• **WHAT THE EXERCISE ASKS**
From the article on the Flintstone House, write out the passage starting with "Owner, city file" and going on through "lots of inspiration.".

• **QUOTED PASSAGE**
· · ·

Yabba Dabba Don’t?

Owner, city file competing complaints over landscape décor of iconic Flintstone House
Fridays on the Homefront
The Flintstones House, just two minutes away from the San Mateo Highlands Eichler, has long been one of the highest profile homes in Hillsborough. Today, that town's city hall and some of its neighbors are complaining—despite the number of smiles the house puts on the faces of thousands of passing motorists each day. Photo: courtesy Jim Maurer
Fridays on the Homefront
From the front of the Flintstones House, looking towards Doran Memorial Bridge and Highway 280. Photo: courtesy CN
Fridays on the Homefront
Original Flintstones: lots of inspiration.
Fridays on the Homefront
Flintstones House kitchen design by architect Eugene Tsui.
Photo: courtesy Judy Meuschke

Remember that episode of 'The Flintstones' when the Rubbles complain about Wilma's home improvements next door, and then Bedrock City Hall fines Fred and Wilma 200 clams and orders them to put Dino inside? No?

That's because this is no cartoon. This is…the NIMBY Zone.

· · ·

(Stored dataset items)
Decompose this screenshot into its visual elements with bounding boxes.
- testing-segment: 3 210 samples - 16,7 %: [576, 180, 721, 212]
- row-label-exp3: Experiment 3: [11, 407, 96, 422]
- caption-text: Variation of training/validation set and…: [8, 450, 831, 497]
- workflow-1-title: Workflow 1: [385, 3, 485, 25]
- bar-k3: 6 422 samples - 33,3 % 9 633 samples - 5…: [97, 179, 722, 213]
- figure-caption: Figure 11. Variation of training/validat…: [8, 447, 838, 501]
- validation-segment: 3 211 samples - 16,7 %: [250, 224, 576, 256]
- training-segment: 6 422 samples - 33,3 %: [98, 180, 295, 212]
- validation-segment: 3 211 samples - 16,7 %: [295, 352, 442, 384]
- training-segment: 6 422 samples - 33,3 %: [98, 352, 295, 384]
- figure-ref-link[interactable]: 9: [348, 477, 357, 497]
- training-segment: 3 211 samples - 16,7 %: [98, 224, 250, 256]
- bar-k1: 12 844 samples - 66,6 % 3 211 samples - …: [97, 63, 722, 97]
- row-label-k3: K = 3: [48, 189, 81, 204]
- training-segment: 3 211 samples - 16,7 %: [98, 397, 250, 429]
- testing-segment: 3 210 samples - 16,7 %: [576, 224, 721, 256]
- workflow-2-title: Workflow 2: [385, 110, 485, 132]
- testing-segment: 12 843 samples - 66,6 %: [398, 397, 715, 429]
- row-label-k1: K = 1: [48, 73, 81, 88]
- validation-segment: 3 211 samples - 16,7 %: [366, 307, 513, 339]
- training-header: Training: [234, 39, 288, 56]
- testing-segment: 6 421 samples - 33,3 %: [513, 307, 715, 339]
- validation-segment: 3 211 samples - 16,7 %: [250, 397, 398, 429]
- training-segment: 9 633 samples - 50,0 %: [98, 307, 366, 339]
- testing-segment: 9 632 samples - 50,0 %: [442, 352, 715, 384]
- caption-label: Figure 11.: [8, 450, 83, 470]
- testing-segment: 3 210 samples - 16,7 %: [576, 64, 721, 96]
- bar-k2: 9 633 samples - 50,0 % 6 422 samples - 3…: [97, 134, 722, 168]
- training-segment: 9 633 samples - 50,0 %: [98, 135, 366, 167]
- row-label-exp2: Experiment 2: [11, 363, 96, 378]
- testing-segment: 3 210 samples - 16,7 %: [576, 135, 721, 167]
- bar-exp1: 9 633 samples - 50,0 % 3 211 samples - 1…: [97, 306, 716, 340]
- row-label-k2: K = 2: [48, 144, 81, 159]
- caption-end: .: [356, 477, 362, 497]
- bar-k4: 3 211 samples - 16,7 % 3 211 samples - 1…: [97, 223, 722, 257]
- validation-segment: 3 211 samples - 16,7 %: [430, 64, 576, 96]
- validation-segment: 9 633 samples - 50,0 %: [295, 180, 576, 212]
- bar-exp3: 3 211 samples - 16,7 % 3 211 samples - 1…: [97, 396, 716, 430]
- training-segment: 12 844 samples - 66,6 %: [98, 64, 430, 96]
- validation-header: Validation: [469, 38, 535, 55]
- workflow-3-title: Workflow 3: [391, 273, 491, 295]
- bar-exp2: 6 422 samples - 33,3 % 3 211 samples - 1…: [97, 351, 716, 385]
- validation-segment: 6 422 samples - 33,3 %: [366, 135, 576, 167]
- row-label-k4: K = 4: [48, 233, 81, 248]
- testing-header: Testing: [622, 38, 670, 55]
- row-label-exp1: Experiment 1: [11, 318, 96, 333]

· · ·

• **YOUR SOLUTION**
Owner, city file competing complaints over landscape décor of iconic Flintstone House
Fridays on the Homefront
The Flintstones House, just two minutes away from the San Mateo Highlands Eichler, has long been one of the highest profile homes in Hillsborough. Today, that town's city hall and some of its neighbors are complaining—despite the number of smiles the house puts on the faces of thousands of passing motorists each day. Photo: courtesy Jim Maurer
Fridays on the Homefront
From the front of the Flintstones House, looking towards Doran Memorial Bridge and Highway 280. Photo: courtesy CN
Fridays on the Homefront
Original Flintstones: lots of inspiration.